▶ _EXERCISE_
List all lines of the data that include the string "warm".

——

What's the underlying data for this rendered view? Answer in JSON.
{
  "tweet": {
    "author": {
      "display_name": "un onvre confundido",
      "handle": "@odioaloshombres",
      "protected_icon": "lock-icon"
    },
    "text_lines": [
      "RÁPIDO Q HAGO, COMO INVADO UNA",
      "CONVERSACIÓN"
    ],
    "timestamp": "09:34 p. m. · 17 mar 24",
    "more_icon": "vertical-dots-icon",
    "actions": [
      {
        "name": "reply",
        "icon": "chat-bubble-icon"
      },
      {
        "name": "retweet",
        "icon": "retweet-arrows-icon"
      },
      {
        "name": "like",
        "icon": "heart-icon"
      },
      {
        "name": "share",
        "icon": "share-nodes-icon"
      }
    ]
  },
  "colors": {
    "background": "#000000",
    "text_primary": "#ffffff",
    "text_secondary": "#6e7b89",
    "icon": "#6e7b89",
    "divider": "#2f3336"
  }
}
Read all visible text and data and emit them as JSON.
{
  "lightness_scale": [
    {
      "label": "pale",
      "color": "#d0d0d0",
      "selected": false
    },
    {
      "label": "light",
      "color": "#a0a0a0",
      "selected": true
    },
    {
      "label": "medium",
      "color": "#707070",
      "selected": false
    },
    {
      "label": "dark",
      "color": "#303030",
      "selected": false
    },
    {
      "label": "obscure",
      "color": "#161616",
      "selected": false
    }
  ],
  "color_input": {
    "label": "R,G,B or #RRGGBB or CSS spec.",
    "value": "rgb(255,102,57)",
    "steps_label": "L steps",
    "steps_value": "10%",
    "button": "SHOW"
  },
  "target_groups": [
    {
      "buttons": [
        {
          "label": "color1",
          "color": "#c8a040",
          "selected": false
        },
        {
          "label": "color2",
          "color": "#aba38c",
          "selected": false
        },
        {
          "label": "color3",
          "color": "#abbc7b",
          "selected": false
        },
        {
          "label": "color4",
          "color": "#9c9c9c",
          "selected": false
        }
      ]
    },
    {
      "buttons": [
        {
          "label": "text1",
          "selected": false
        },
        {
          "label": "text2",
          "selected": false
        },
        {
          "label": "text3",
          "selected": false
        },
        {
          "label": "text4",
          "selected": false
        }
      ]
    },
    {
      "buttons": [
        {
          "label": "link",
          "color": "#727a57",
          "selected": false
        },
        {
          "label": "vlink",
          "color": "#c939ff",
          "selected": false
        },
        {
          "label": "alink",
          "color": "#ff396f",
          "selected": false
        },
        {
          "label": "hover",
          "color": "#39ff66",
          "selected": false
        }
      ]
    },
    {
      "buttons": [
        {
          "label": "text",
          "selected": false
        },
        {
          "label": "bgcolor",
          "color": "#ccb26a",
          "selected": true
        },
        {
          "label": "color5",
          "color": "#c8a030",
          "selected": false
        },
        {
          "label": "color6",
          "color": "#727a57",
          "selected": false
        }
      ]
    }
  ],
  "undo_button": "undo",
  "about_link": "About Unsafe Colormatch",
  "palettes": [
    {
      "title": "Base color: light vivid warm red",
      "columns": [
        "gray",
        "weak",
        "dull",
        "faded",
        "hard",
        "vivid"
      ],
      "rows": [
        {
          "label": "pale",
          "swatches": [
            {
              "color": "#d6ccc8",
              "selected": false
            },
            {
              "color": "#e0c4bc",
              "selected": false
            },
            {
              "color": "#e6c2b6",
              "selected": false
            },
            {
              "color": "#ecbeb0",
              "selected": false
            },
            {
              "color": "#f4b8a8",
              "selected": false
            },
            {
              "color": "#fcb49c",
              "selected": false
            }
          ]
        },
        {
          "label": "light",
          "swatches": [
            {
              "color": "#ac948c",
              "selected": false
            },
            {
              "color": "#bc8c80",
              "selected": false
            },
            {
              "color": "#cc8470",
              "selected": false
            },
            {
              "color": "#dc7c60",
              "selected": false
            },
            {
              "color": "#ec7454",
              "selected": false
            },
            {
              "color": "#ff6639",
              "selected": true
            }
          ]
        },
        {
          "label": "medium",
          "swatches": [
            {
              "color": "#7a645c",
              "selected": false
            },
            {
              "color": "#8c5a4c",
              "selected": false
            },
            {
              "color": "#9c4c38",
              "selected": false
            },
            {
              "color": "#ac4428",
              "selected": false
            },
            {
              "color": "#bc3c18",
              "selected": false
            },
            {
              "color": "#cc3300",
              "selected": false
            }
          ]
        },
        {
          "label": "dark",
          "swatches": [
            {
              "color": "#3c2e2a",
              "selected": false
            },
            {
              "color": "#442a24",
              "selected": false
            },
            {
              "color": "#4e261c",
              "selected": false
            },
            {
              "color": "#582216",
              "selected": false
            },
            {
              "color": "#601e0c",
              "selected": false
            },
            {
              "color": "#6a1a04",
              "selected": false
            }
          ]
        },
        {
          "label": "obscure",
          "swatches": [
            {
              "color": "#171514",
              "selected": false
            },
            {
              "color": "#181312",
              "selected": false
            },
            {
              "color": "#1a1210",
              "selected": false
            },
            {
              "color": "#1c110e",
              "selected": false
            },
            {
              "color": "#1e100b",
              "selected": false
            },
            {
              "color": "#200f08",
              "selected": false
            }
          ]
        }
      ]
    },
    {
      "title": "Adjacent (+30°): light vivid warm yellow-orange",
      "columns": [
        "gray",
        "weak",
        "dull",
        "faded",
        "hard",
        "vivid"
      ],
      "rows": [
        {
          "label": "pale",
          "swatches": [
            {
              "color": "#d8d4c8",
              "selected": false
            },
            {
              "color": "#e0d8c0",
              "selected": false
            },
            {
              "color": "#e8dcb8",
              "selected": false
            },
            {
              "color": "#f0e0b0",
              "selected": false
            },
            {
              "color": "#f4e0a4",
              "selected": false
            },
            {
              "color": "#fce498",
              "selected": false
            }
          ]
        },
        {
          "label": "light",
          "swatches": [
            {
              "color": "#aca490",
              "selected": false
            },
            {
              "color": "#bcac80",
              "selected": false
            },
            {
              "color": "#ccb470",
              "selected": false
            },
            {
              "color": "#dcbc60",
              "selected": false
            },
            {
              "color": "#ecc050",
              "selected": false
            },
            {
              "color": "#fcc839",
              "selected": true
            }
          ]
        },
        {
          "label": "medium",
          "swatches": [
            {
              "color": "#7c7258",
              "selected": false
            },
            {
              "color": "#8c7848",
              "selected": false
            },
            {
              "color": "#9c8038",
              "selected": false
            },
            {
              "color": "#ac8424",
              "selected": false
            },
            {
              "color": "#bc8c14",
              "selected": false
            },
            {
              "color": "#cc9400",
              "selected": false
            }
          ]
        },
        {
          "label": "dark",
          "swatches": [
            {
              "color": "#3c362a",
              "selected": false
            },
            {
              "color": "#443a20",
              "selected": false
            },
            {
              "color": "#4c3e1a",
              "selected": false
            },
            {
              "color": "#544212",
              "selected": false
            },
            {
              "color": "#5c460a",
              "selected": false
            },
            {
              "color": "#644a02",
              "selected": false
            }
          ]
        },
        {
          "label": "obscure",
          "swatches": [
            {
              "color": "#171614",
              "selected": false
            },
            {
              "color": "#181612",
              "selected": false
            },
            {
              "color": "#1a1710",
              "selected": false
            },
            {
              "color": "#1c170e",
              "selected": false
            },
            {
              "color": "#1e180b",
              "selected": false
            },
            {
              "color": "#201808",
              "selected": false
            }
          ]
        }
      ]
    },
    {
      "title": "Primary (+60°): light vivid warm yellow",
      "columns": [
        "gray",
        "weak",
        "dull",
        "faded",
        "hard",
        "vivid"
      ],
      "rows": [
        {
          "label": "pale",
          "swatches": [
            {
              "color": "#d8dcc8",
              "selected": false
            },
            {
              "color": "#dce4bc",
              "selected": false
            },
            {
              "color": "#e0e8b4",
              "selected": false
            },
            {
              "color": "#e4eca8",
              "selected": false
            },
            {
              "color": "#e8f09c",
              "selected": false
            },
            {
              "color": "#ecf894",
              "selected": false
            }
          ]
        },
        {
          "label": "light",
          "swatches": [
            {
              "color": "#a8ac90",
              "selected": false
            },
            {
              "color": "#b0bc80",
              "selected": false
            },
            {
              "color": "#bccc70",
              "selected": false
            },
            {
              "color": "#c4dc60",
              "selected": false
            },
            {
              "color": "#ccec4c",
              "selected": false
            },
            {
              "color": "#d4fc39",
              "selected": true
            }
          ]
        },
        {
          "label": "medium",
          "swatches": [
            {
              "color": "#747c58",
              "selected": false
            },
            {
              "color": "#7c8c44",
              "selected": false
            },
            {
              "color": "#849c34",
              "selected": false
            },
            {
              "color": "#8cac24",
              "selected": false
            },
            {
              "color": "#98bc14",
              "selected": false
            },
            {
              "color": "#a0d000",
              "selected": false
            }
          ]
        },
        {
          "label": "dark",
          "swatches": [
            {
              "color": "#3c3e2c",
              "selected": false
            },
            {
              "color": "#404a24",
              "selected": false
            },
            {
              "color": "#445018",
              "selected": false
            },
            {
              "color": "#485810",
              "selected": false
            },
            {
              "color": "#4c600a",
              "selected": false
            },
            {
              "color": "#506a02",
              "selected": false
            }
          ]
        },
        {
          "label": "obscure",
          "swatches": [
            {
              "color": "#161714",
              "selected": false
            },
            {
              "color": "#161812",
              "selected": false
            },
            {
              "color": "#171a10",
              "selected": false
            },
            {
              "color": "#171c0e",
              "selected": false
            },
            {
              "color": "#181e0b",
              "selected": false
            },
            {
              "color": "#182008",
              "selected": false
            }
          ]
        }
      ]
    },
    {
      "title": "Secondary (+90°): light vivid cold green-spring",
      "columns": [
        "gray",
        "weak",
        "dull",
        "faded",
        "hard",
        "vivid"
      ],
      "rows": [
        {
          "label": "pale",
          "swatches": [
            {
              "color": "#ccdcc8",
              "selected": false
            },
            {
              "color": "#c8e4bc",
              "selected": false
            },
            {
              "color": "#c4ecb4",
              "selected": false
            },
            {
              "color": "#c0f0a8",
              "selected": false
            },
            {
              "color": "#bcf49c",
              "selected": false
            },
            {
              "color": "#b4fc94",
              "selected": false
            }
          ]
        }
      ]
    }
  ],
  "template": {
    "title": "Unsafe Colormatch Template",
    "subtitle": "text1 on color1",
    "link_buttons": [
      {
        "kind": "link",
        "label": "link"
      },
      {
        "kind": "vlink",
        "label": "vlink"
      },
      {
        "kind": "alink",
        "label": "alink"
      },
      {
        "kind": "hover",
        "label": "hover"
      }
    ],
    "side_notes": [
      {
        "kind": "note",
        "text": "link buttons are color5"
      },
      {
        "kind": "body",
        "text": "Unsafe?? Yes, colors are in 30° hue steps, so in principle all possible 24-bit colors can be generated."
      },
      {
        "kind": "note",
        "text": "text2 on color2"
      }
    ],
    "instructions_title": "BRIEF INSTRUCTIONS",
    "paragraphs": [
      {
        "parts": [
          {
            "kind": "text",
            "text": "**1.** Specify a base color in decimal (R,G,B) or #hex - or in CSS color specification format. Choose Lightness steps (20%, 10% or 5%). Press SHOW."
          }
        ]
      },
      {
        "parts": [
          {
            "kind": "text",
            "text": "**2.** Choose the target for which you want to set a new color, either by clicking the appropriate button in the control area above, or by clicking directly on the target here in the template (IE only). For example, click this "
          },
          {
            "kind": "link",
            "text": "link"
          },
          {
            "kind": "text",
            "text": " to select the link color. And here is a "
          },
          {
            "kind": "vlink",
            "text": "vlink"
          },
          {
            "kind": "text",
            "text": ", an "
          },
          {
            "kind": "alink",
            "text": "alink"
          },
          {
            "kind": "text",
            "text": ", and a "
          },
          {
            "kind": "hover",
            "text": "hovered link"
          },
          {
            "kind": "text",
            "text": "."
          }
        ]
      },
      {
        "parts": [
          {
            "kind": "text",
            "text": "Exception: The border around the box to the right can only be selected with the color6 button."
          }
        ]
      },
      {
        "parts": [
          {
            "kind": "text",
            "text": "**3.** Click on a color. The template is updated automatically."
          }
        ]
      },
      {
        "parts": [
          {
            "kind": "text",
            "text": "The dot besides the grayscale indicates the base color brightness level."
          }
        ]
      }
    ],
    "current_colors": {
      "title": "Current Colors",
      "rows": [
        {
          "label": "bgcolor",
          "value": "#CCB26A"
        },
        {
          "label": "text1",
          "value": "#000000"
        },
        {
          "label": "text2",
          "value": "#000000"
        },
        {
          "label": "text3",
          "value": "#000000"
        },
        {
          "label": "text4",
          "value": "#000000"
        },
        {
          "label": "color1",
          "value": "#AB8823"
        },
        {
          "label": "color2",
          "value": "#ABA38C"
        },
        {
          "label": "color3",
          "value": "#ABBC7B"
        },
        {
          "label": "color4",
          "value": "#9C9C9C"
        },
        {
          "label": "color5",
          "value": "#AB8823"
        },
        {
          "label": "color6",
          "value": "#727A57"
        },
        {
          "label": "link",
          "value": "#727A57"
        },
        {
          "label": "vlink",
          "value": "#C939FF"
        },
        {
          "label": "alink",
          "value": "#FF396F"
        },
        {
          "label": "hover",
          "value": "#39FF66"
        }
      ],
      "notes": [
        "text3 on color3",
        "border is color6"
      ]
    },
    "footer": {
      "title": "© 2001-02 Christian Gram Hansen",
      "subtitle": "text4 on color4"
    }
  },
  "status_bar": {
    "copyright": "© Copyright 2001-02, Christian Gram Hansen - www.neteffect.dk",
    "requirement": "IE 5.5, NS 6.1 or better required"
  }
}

——

▶ _WRITTEN ANSWER_
      "title": "Base color: light vivid warm red",
      "title": "Adjacent (+30°): light vivid warm yellow-orange",
      "title": "Primary (+60°): light vivid warm yellow",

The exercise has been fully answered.